──────── Input records

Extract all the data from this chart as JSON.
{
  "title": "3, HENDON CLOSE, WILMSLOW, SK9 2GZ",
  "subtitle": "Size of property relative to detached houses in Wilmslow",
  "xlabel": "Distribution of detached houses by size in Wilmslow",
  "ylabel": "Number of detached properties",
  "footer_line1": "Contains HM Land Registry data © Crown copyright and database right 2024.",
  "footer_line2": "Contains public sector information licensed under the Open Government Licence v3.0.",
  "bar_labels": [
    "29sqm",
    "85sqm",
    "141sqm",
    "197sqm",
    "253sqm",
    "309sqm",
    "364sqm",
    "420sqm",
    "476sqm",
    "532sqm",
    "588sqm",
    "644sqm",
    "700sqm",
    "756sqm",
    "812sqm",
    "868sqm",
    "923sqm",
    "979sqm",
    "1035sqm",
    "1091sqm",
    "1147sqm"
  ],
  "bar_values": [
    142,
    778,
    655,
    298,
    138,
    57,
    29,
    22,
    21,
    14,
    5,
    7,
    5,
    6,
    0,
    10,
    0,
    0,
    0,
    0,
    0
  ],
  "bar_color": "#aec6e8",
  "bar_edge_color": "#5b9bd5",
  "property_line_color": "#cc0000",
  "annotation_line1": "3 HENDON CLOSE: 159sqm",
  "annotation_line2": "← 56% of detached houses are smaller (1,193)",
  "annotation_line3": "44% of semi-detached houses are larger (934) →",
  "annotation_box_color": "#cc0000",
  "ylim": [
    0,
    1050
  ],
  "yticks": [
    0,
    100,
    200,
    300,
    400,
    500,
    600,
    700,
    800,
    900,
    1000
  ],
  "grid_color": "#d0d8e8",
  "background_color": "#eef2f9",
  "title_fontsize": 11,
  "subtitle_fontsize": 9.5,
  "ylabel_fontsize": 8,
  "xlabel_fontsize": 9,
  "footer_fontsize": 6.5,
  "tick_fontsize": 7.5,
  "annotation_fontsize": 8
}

────────────────

Find each line holding "CLOSE". Copy it out.

◆ Written answer ◆
  "title": "3, HENDON CLOSE, WILMSLOW, SK9 2GZ",
  "annotation_line1": "3 HENDON CLOSE: 159sqm",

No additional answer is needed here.